__PROBLEM STATEMENT__: Retype all of the data exactly as given.

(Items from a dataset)

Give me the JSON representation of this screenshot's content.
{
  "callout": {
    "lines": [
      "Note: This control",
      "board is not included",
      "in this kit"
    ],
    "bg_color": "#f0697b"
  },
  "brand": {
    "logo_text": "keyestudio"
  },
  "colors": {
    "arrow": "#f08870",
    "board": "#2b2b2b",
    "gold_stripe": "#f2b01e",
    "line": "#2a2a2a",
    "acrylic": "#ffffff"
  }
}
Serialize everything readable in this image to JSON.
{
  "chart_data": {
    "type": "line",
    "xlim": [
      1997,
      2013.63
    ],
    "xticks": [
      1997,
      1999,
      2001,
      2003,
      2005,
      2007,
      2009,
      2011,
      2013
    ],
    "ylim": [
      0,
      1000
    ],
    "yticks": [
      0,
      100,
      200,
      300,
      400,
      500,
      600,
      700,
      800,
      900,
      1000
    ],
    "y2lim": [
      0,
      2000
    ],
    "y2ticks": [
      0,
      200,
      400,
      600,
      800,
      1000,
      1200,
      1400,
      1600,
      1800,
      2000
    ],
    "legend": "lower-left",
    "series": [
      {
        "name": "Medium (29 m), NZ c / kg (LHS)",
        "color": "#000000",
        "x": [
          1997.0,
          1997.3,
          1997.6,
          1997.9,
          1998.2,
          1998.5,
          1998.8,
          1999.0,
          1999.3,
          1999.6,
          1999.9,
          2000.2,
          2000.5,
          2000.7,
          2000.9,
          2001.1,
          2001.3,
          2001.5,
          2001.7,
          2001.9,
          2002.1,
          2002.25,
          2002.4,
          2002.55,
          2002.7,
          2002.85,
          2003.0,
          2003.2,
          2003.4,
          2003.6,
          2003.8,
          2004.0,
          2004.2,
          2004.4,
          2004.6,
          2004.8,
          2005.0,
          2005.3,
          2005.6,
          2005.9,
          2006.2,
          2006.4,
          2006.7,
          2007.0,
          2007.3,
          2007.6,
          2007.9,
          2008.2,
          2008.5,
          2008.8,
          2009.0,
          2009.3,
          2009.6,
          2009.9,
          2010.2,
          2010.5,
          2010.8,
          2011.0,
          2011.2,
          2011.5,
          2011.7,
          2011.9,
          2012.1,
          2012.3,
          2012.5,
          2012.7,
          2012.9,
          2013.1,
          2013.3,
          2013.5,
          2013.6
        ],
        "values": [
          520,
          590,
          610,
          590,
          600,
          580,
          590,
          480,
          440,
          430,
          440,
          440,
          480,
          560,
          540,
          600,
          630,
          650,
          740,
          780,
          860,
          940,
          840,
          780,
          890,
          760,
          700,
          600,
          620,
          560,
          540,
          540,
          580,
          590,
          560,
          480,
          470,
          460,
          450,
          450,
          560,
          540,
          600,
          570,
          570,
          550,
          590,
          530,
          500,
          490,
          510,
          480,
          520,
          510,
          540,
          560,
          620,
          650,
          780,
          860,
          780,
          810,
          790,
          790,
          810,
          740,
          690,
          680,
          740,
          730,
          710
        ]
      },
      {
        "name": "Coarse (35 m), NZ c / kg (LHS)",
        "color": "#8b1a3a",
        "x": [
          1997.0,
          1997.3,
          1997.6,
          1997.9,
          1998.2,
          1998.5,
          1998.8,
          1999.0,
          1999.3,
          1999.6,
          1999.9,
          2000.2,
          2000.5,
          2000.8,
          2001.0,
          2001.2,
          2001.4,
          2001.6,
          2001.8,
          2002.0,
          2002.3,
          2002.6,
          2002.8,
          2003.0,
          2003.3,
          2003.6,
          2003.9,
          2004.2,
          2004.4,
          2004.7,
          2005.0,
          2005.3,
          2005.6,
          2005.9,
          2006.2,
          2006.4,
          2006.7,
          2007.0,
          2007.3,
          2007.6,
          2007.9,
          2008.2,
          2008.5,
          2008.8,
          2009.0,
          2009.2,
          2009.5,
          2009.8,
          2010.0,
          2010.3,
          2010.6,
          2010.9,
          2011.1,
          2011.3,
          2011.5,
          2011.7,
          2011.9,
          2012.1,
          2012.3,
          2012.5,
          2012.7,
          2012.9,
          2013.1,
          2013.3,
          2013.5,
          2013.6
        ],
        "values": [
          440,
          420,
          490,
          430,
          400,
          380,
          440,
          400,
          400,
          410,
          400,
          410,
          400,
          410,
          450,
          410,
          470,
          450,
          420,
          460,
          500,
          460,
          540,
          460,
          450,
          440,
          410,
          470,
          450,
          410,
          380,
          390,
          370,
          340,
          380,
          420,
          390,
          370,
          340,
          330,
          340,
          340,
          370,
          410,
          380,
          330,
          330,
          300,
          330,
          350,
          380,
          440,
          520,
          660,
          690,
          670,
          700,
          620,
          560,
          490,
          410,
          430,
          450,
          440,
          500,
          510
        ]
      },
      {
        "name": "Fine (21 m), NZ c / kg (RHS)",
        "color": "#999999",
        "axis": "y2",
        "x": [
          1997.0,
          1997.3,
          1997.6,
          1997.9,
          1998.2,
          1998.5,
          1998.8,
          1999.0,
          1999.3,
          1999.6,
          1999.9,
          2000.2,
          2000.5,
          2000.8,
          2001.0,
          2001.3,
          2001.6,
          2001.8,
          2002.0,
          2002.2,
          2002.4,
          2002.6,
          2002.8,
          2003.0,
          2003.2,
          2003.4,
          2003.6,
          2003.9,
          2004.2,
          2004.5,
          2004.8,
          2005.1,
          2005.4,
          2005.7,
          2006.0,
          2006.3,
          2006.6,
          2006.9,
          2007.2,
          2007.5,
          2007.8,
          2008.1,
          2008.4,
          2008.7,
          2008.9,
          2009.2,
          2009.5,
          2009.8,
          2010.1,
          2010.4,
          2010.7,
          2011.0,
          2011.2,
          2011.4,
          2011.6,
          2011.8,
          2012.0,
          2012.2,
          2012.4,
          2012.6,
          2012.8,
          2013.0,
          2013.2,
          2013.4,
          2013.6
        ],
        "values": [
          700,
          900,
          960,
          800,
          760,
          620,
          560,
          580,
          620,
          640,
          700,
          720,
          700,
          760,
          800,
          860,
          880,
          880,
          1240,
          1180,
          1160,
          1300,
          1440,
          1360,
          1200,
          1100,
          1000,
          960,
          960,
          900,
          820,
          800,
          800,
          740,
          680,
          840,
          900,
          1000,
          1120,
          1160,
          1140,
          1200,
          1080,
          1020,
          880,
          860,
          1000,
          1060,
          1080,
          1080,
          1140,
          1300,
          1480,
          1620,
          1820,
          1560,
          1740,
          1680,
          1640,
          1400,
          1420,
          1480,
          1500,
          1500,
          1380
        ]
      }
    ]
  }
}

__RESULT OF THE EXERCISE__:
Give me the JSON representation of this screenshot's content.
{
  "callout": {
    "lines": [
      "Note: This control",
      "board is not included",
      "in this kit"
    ],
    "bg_color": "#f0697b"
  },
  "brand": {
    "logo_text": "keyestudio"
  },
  "colors": {
    "arrow": "#f08870",
    "board": "#2b2b2b",
    "gold_stripe": "#f2b01e",
    "line": "#2a2a2a",
    "acrylic": "#ffffff"
  }
}
Serialize everything readable in this image to JSON.
{
  "chart_data": {
    "type": "line",
    "xlim": [
      1997,
      2013.63
    ],
    "xticks": [
      1997,
      1999,
      2001,
      2003,
      2005,
      2007,
      2009,
      2011,
      2013
    ],
    "ylim": [
      0,
      1000
    ],
    "yticks": [
      0,
      100,
      200,
      300,
      400,
      500,
      600,
      700,
      800,
      900,
      1000
    ],
    "y2lim": [
      0,
      2000
    ],
    "y2ticks": [
      0,
      200,
      400,
      600,
      800,
      1000,
      1200,
      1400,
      1600,
      1800,
      2000
    ],
    "legend": "lower-left",
    "series": [
      {
        "name": "Medium (29 m), NZ c / kg (LHS)",
        "color": "#000000",
        "x": [
          1997.0,
          1997.3,
          1997.6,
          1997.9,
          1998.2,
          1998.5,
          1998.8,
          1999.0,
          1999.3,
          1999.6,
          1999.9,
          2000.2,
          2000.5,
          2000.7,
          2000.9,
          2001.1,
          2001.3,
          2001.5,
          2001.7,
          2001.9,
          2002.1,
          2002.25,
          2002.4,
          2002.55,
          2002.7,
          2002.85,
          2003.0,
          2003.2,
          2003.4,
          2003.6,
          2003.8,
          2004.0,
          2004.2,
          2004.4,
          2004.6,
          2004.8,
          2005.0,
          2005.3,
          2005.6,
          2005.9,
          2006.2,
          2006.4,
          2006.7,
          2007.0,
          2007.3,
          2007.6,
          2007.9,
          2008.2,
          2008.5,
          2008.8,
          2009.0,
          2009.3,
          2009.6,
          2009.9,
          2010.2,
          2010.5,
          2010.8,
          2011.0,
          2011.2,
          2011.5,
          2011.7,
          2011.9,
          2012.1,
          2012.3,
          2012.5,
          2012.7,
          2012.9,
          2013.1,
          2013.3,
          2013.5,
          2013.6
        ],
        "values": [
          520,
          590,
          610,
          590,
          600,
          580,
          590,
          480,
          440,
          430,
          440,
          440,
          480,
          560,
          540,
          600,
          630,
          650,
          740,
          780,
          860,
          940,
          840,
          780,
          890,
          760,
          700,
          600,
          620,
          560,
          540,
          540,
          580,
          590,
          560,
          480,
          470,
          460,
          450,
          450,
          560,
          540,
          600,
          570,
          570,
          550,
          590,
          530,
          500,
          490,
          510,
          480,
          520,
          510,
          540,
          560,
          620,
          650,
          780,
          860,
          780,
          810,
          790,
          790,
          810,
          740,
          690,
          680,
          740,
          730,
          710
        ]
      },
      {
        "name": "Coarse (35 m), NZ c / kg (LHS)",
        "color": "#8b1a3a",
        "x": [
          1997.0,
          1997.3,
          1997.6,
          1997.9,
          1998.2,
          1998.5,
          1998.8,
          1999.0,
          1999.3,
          1999.6,
          1999.9,
          2000.2,
          2000.5,
          2000.8,
          2001.0,
          2001.2,
          2001.4,
          2001.6,
          2001.8,
          2002.0,
          2002.3,
          2002.6,
          2002.8,
          2003.0,
          2003.3,
          2003.6,
          2003.9,
          2004.2,
          2004.4,
          2004.7,
          2005.0,
          2005.3,
          2005.6,
          2005.9,
          2006.2,
          2006.4,
          2006.7,
          2007.0,
          2007.3,
          2007.6,
          2007.9,
          2008.2,
          2008.5,
          2008.8,
          2009.0,
          2009.2,
          2009.5,
          2009.8,
          2010.0,
          2010.3,
          2010.6,
          2010.9,
          2011.1,
          2011.3,
          2011.5,
          2011.7,
          2011.9,
          2012.1,
          2012.3,
          2012.5,
          2012.7,
          2012.9,
          2013.1,
          2013.3,
          2013.5,
          2013.6
        ],
        "values": [
          440,
          420,
          490,
          430,
          400,
          380,
          440,
          400,
          400,
          410,
          400,
          410,
          400,
          410,
          450,
          410,
          470,
          450,
          420,
          460,
          500,
          460,
          540,
          460,
          450,
          440,
          410,
          470,
          450,
          410,
          380,
          390,
          370,
          340,
          380,
          420,
          390,
          370,
          340,
          330,
          340,
          340,
          370,
          410,
          380,
          330,
          330,
          300,
          330,
          350,
          380,
          440,
          520,
          660,
          690,
          670,
          700,
          620,
          560,
          490,
          410,
          430,
          450,
          440,
          500,
          510
        ]
      },
      {
        "name": "Fine (21 m), NZ c / kg (RHS)",
        "color": "#999999",
        "axis": "y2",
        "x": [
          1997.0,
          1997.3,
          1997.6,
          1997.9,
          1998.2,
          1998.5,
          1998.8,
          1999.0,
          1999.3,
          1999.6,
          1999.9,
          2000.2,
          2000.5,
          2000.8,
          2001.0,
          2001.3,
          2001.6,
          2001.8,
          2002.0,
          2002.2,
          2002.4,
          2002.6,
          2002.8,
          2003.0,
          2003.2,
          2003.4,
          2003.6,
          2003.9,
          2004.2,
          2004.5,
          2004.8,
          2005.1,
          2005.4,
          2005.7,
          2006.0,
          2006.3,
          2006.6,
          2006.9,
          2007.2,
          2007.5,
          2007.8,
          2008.1,
          2008.4,
          2008.7,
          2008.9,
          2009.2,
          2009.5,
          2009.8,
          2010.1,
          2010.4,
          2010.7,
          2011.0,
          2011.2,
          2011.4,
          2011.6,
          2011.8,
          2012.0,
          2012.2,
          2012.4,
          2012.6,
          2012.8,
          2013.0,
          2013.2,
          2013.4,
          2013.6
        ],
        "values": [
          700,
          900,
          960,
          800,
          760,
          620,
          560,
          580,
          620,
          640,
          700,
          720,
          700,
          760,
          800,
          860,
          880,
          880,
          1240,
          1180,
          1160,
          1300,
          1440,
          1360,
          1200,
          1100,
          1000,
          960,
          960,
          900,
          820,
          800,
          800,
          740,
          680,
          840,
          900,
          1000,
          1120,
          1160,
          1140,
          1200,
          1080,
          1020,
          880,
          860,
          1000,
          1060,
          1080,
          1080,
          1140,
          1300,
          1480,
          1620,
          1820,
          1560,
          1740,
          1680,
          1640,
          1400,
          1420,
          1480,
          1500,
          1500,
          1380
        ]
      }
    ]
  }
}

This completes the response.